What is asked
Every line with the word "know" in it should be extracted from the data that follows.

[Data entries]

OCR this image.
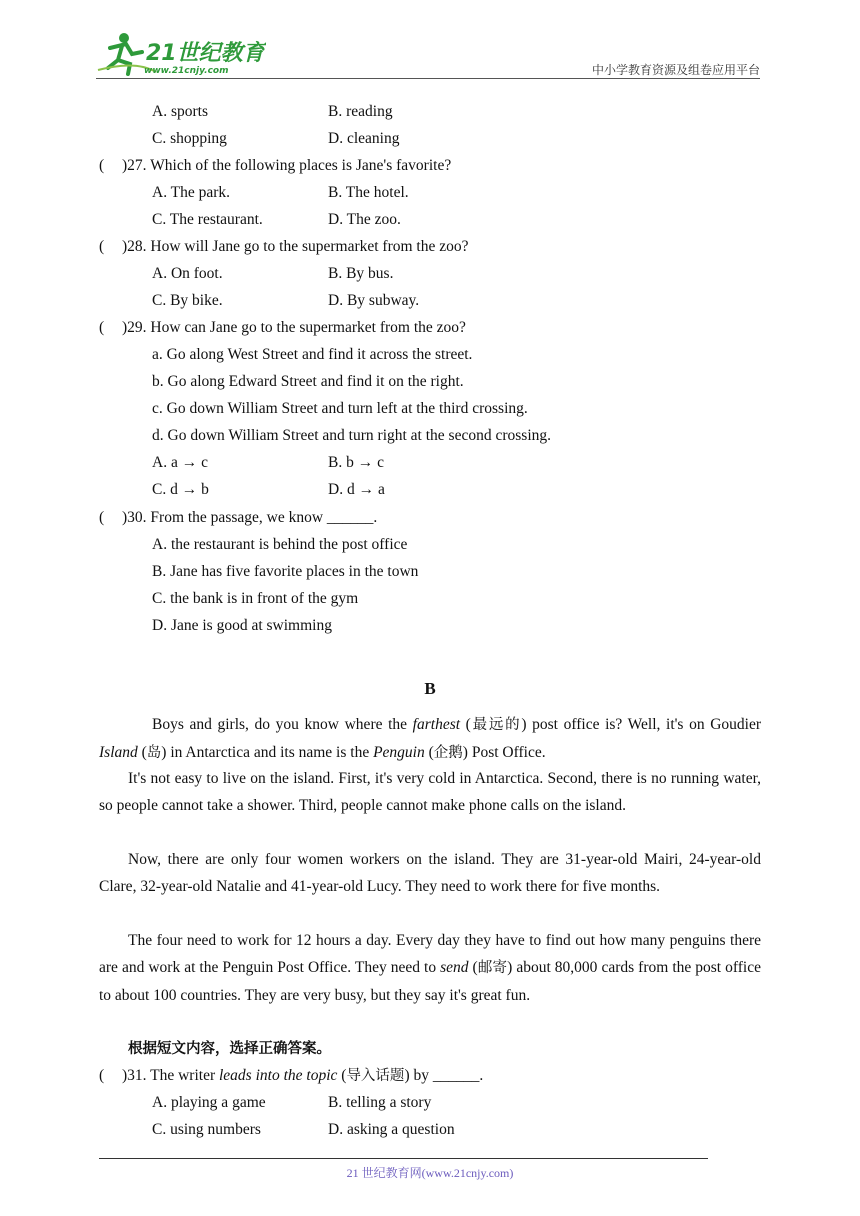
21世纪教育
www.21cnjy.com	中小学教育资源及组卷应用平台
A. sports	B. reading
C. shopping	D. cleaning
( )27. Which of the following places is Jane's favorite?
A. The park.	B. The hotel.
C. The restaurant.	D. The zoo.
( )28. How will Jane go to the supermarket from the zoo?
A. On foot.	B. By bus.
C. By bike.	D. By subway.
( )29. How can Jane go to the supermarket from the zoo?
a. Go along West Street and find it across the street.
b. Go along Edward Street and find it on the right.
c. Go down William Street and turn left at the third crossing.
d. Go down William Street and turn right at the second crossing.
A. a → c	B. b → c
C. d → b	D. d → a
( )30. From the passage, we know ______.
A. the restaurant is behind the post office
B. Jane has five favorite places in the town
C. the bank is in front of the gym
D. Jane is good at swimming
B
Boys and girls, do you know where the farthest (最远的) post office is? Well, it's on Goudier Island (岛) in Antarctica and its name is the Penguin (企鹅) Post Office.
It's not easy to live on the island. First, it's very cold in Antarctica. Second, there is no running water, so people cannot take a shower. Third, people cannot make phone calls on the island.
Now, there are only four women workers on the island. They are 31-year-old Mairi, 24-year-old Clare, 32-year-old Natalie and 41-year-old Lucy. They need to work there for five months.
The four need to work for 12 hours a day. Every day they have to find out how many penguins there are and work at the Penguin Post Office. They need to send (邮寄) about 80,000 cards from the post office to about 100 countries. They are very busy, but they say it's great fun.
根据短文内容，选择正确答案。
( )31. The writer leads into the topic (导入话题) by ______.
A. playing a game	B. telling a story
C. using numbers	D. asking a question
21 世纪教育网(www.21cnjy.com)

Solution below
( )30. From the passage, we know ______.
Boys and girls, do you know where the farthest (最远的) post office is? Well, it's on Goudier Island (岛) in Antarctica and its name is the Penguin (企鹅) Post Office.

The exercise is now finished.